* Given task:
Set the listing down unchanged, minus every embedded image.

[Data entries]

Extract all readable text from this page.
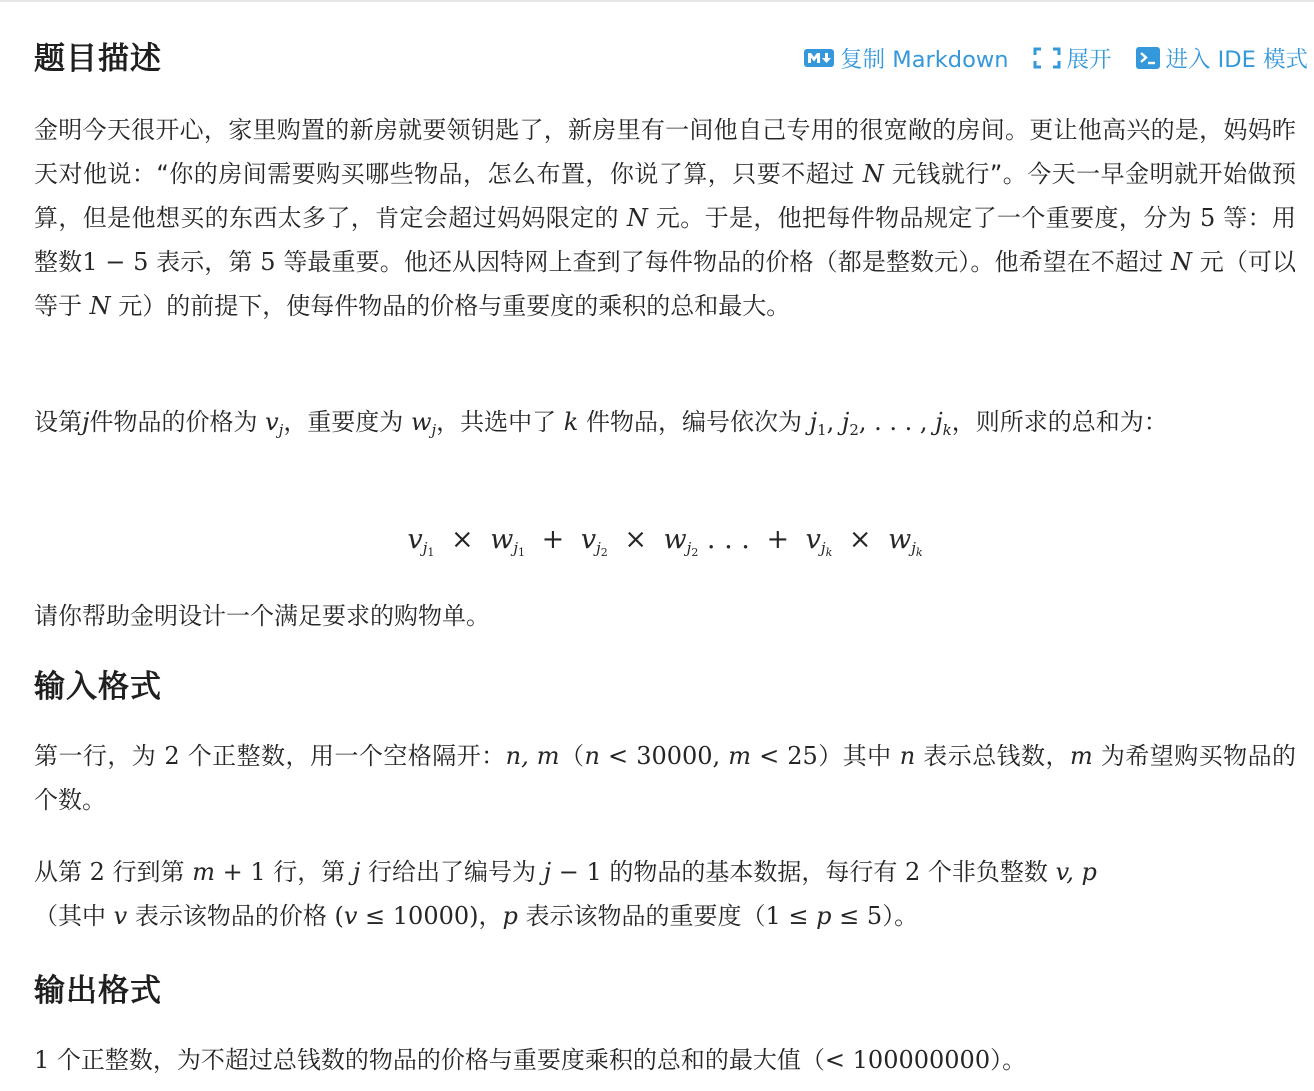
题目描述	复制 Markdown	展开 进入 IDE 模式

金明今天很开心，家里购置的新房就要领钥匙了，新房里有一间他自己专用的很宽敞的房间。更让他高兴的是，妈妈昨天对他说：“你的房间需要购买哪些物品，怎么布置，你说了算，只要不超过 N 元钱就行”。今天一早金明就开始做预算，但是他想买的东西太多了，肯定会超过妈妈限定的 N 元。于是，他把每件物品规定了一个重要度，分为 5 等：用整数1 − 5 表示，第 5 等最重要。他还从因特网上查到了每件物品的价格（都是整数元）。他希望在不超过 N 元（可以等于 N 元）的前提下，使每件物品的价格与重要度的乘积的总和最大。

设第j件物品的价格为 $v_j$，重要度为 $w_j$，共选中了 k 件物品，编号依次为 $j_1$, $j_2$, . . . , $j_k$，则所求的总和为：

$v_{j_1} \times w_{j_1} + v_{j_2} \times w_{j_2}$ . . . + $v_{j_k} \times w_{j_k}$

请你帮助金明设计一个满足要求的购物单。

输入格式

第一行，为 2 个正整数，用一个空格隔开：n, m（n < 30000, m < 25）其中 n 表示总钱数，m 为希望购买物品的个数。

从第 2 行到第 m + 1 行，第 j 行给出了编号为 j − 1 的物品的基本数据，每行有 2 个非负整数 v, p
（其中 v 表示该物品的价格 (v ≤ 10000)，p 表示该物品的重要度（1 ≤ p ≤ 5）。

输出格式

1 个正整数，为不超过总钱数的物品的价格与重要度乘积的总和的最大值（< 100000000）。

* The output:
Extract all readable text from this page.
题目描述	复制 Markdown	展开 进入 IDE 模式

金明今天很开心，家里购置的新房就要领钥匙了，新房里有一间他自己专用的很宽敞的房间。更让他高兴的是，妈妈昨天对他说：“你的房间需要购买哪些物品，怎么布置，你说了算，只要不超过 N 元钱就行”。今天一早金明就开始做预算，但是他想买的东西太多了，肯定会超过妈妈限定的 N 元。于是，他把每件物品规定了一个重要度，分为 5 等：用整数1 − 5 表示，第 5 等最重要。他还从因特网上查到了每件物品的价格（都是整数元）。他希望在不超过 N 元（可以等于 N 元）的前提下，使每件物品的价格与重要度的乘积的总和最大。

设第j件物品的价格为 $v_j$，重要度为 $w_j$，共选中了 k 件物品，编号依次为 $j_1$, $j_2$, . . . , $j_k$，则所求的总和为：

$v_{j_1} \times w_{j_1} + v_{j_2} \times w_{j_2}$ . . . + $v_{j_k} \times w_{j_k}$

请你帮助金明设计一个满足要求的购物单。

输入格式

第一行，为 2 个正整数，用一个空格隔开：n, m（n < 30000, m < 25）其中 n 表示总钱数，m 为希望购买物品的个数。

从第 2 行到第 m + 1 行，第 j 行给出了编号为 j − 1 的物品的基本数据，每行有 2 个非负整数 v, p
（其中 v 表示该物品的价格 (v ≤ 10000)，p 表示该物品的重要度（1 ≤ p ≤ 5）。

输出格式

1 个正整数，为不超过总钱数的物品的价格与重要度乘积的总和的最大值（< 100000000）。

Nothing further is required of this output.